++++ Material for this exercise
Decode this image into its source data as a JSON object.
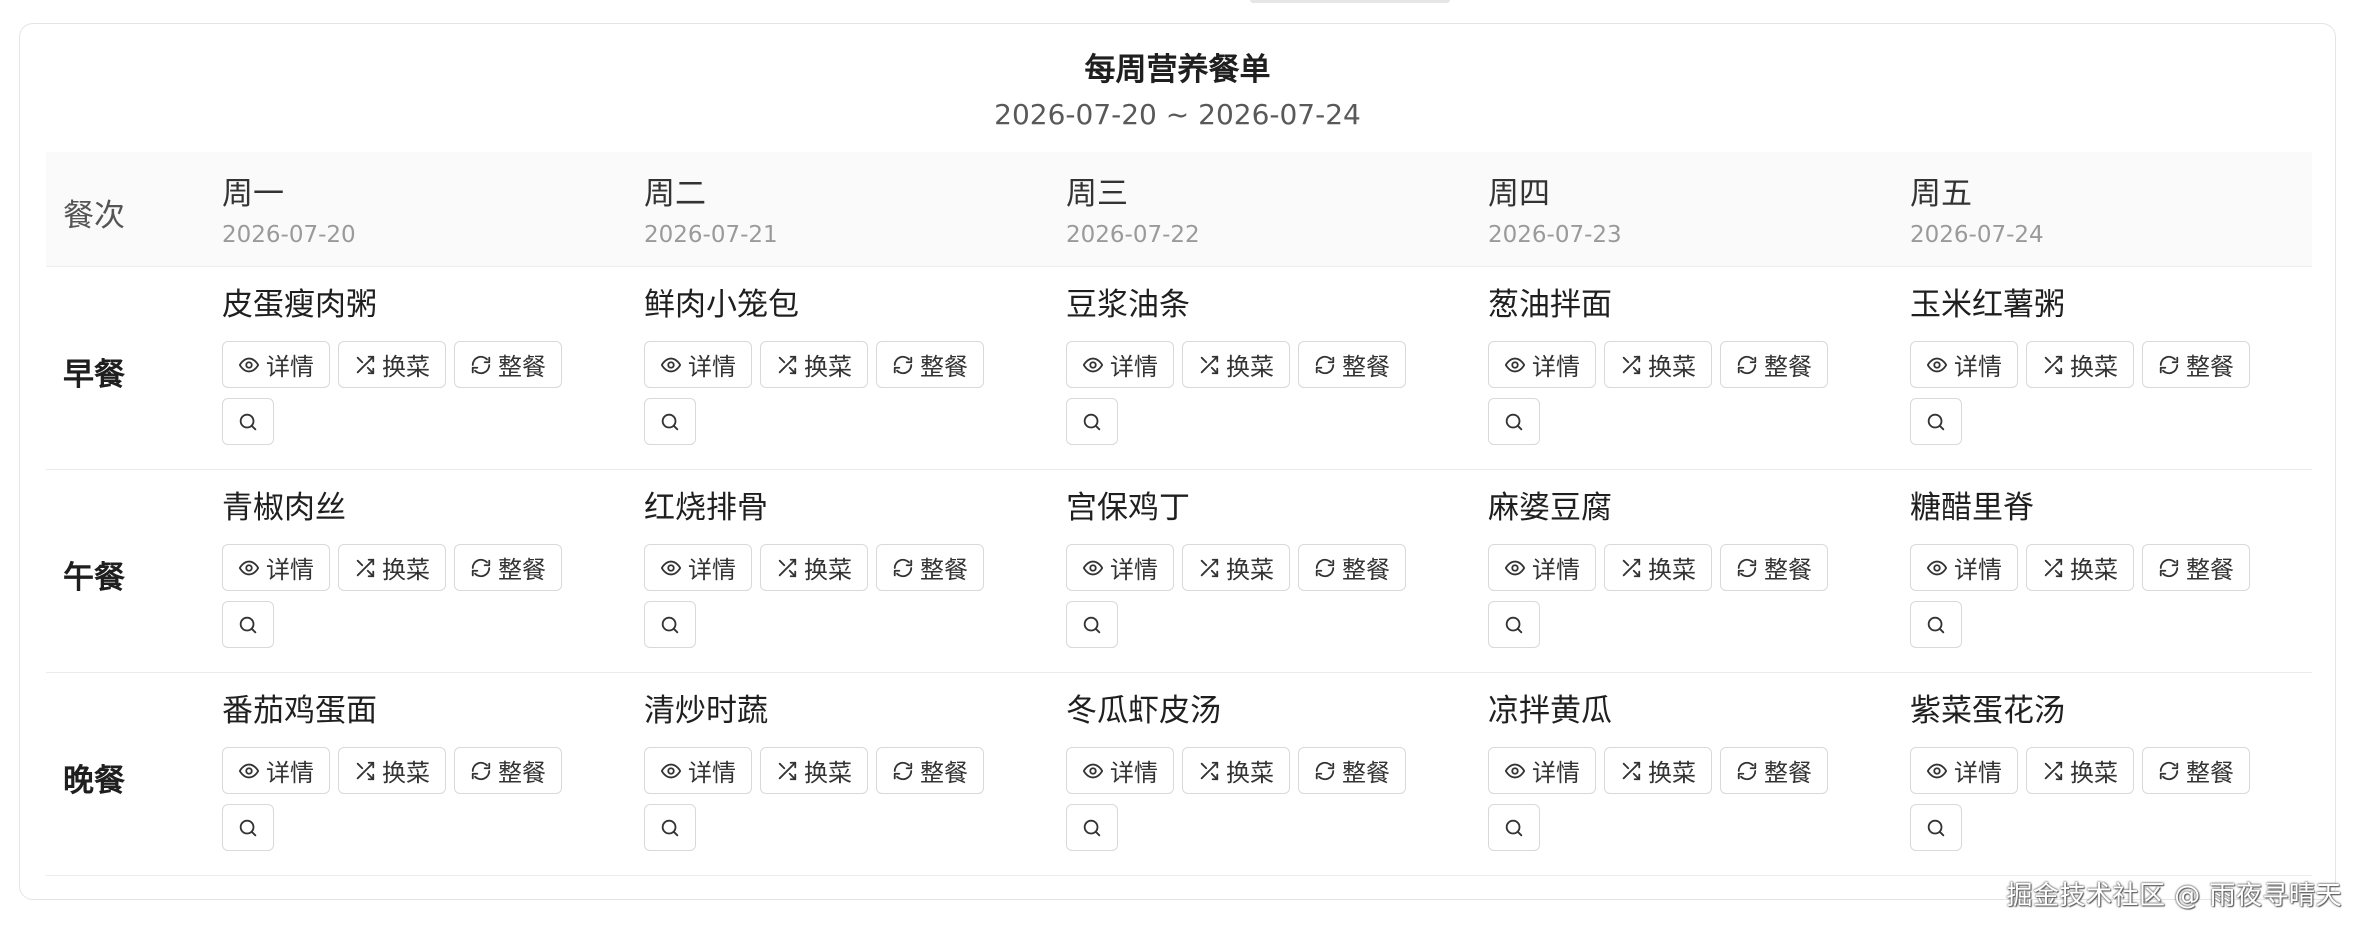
{
  "header": {
    "title": "每周营养餐单",
    "date_range": "2026-07-20 ~ 2026-07-24"
  },
  "table": {
    "meal_column_header": "餐次",
    "days": [
      {
        "name": "周一",
        "date": "2026-07-20"
      },
      {
        "name": "周二",
        "date": "2026-07-21"
      },
      {
        "name": "周三",
        "date": "2026-07-22"
      },
      {
        "name": "周四",
        "date": "2026-07-23"
      },
      {
        "name": "周五",
        "date": "2026-07-24"
      }
    ],
    "meals": [
      {
        "label": "早餐",
        "dishes": [
          "皮蛋瘦肉粥",
          "鲜肉小笼包",
          "豆浆油条",
          "葱油拌面",
          "玉米红薯粥"
        ]
      },
      {
        "label": "午餐",
        "dishes": [
          "青椒肉丝",
          "红烧排骨",
          "宫保鸡丁",
          "麻婆豆腐",
          "糖醋里脊"
        ]
      },
      {
        "label": "晚餐",
        "dishes": [
          "番茄鸡蛋面",
          "清炒时蔬",
          "冬瓜虾皮汤",
          "凉拌黄瓜",
          "紫菜蛋花汤"
        ]
      }
    ]
  },
  "actions": {
    "detail_label": "详情",
    "swap_dish_label": "换菜",
    "whole_meal_label": "整餐",
    "detail_icon": "eye-icon",
    "swap_icon": "shuffle-icon",
    "whole_meal_icon": "refresh-icon",
    "search_icon": "search-icon"
  },
  "watermark": "掘金技术社区 @ 雨夜寻晴天"
}
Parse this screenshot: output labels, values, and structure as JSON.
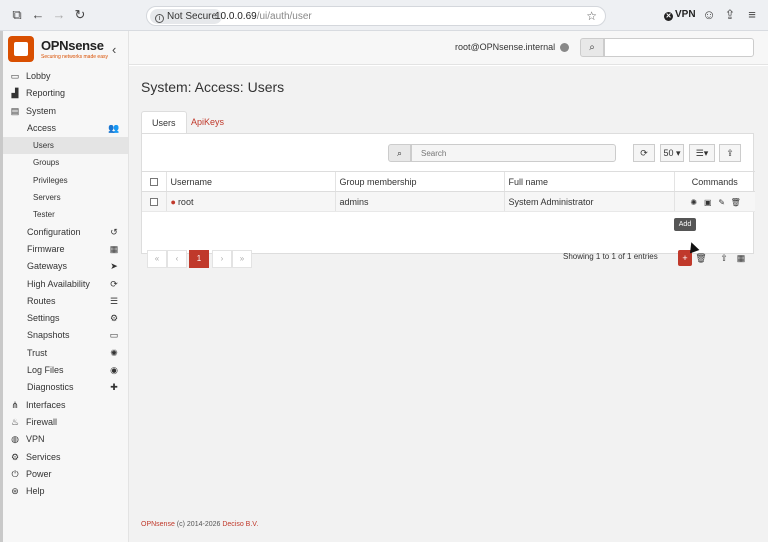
{
  "browser": {
    "not_secure": "Not Secure",
    "url_host": "10.0.0.69",
    "url_path": "/ui/auth/user",
    "vpn": "VPN"
  },
  "logo": {
    "name": "OPNsense",
    "tagline": "Securing networks made easy"
  },
  "topbar": {
    "hostname": "root@OPNsense.internal",
    "search_value": ""
  },
  "menu": [
    {
      "label": "Lobby",
      "icon": "laptop-icon"
    },
    {
      "label": "Reporting",
      "icon": "chart-icon"
    },
    {
      "label": "System",
      "icon": "server-icon"
    },
    {
      "label": "Access",
      "icon": "users-icon"
    },
    {
      "label": "Users"
    },
    {
      "label": "Groups"
    },
    {
      "label": "Privileges"
    },
    {
      "label": "Servers"
    },
    {
      "label": "Tester"
    },
    {
      "label": "Configuration",
      "icon": "history-icon"
    },
    {
      "label": "Firmware",
      "icon": "building-icon"
    },
    {
      "label": "Gateways",
      "icon": "location-arrow-icon"
    },
    {
      "label": "High Availability",
      "icon": "refresh-icon"
    },
    {
      "label": "Routes",
      "icon": "signpost-icon"
    },
    {
      "label": "Settings",
      "icon": "cogs-icon"
    },
    {
      "label": "Snapshots",
      "icon": "hdd-icon"
    },
    {
      "label": "Trust",
      "icon": "certificate-icon"
    },
    {
      "label": "Log Files",
      "icon": "eye-icon"
    },
    {
      "label": "Diagnostics",
      "icon": "medkit-icon"
    },
    {
      "label": "Interfaces",
      "icon": "sitemap-icon"
    },
    {
      "label": "Firewall",
      "icon": "fire-icon"
    },
    {
      "label": "VPN",
      "icon": "globe-icon"
    },
    {
      "label": "Services",
      "icon": "cog-icon"
    },
    {
      "label": "Power",
      "icon": "plug-icon"
    },
    {
      "label": "Help",
      "icon": "support-icon"
    }
  ],
  "page": {
    "title": "System: Access: Users",
    "tabs": [
      "Users",
      "ApiKeys"
    ],
    "search_placeholder": "Search",
    "page_size": "50",
    "columns": [
      "Username",
      "Group membership",
      "Full name",
      "Commands"
    ],
    "rows": [
      {
        "username": "root",
        "groups": "admins",
        "fullname": "System Administrator"
      }
    ],
    "pagination": {
      "first": "«",
      "prev": "‹",
      "current": "1",
      "next": "›",
      "last": "»"
    },
    "showing": "Showing 1 to 1 of 1 entries",
    "tooltip": "Add"
  },
  "footer": {
    "brand": "OPNsense",
    "copy": " (c) 2014-2026 ",
    "company": "Deciso B.V."
  },
  "colors": {
    "accent": "#d94f00",
    "brand_red": "#c0392b"
  }
}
++++++++
— Aim —
From the records above, how many lines include the word "root"? Only the number is wanted.

— Task output —
2